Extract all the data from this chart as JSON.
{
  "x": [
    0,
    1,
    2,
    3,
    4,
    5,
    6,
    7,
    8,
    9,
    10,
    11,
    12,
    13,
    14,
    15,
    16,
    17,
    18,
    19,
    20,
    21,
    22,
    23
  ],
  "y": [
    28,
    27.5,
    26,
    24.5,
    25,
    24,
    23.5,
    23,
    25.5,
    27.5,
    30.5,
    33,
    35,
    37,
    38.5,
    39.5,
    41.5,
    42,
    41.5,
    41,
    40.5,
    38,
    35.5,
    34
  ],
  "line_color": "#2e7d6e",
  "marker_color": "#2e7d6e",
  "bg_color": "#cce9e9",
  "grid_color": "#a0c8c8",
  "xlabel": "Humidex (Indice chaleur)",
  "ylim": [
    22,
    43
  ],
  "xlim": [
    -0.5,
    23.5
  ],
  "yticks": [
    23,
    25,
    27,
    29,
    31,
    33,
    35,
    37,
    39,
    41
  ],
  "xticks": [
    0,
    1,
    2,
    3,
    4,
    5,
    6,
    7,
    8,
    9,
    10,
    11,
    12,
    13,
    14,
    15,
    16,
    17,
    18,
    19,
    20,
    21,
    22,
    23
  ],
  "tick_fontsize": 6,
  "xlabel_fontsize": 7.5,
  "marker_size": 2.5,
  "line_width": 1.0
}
^^^^
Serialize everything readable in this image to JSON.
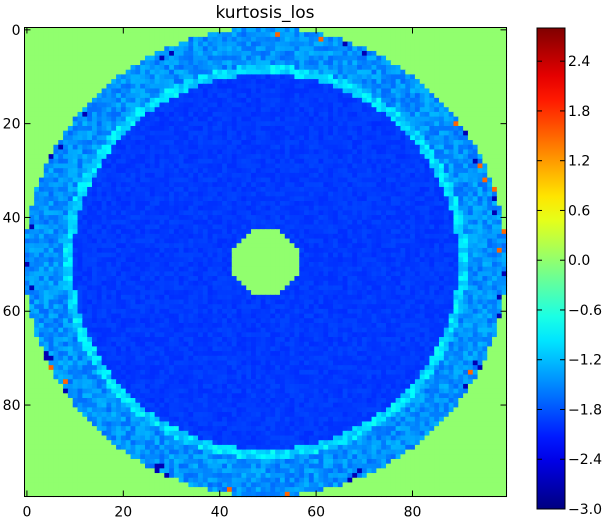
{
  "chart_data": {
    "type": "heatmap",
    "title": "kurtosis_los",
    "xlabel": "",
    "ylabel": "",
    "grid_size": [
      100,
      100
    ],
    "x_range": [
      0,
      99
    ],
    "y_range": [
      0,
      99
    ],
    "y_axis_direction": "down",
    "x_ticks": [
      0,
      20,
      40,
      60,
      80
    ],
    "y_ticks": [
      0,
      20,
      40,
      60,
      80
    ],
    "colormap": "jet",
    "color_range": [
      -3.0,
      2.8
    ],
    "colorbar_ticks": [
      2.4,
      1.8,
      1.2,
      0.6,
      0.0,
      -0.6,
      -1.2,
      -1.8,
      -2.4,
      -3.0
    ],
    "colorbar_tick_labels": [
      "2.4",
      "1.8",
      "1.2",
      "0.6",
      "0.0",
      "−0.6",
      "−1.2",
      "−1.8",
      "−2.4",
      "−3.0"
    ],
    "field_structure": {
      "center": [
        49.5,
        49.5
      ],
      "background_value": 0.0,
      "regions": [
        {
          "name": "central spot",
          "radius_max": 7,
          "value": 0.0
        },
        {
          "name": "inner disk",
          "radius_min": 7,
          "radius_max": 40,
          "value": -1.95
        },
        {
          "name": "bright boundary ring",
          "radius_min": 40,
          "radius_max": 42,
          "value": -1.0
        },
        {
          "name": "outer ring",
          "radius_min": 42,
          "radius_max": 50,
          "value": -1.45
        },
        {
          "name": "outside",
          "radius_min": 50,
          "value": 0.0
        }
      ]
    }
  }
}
^^^^
Exercise brief:
Extract every line containing the string "this" from the material.

Exercise solution:
Extract all the data from this chart as JSON.
Serialize everything readable in this image to JSON.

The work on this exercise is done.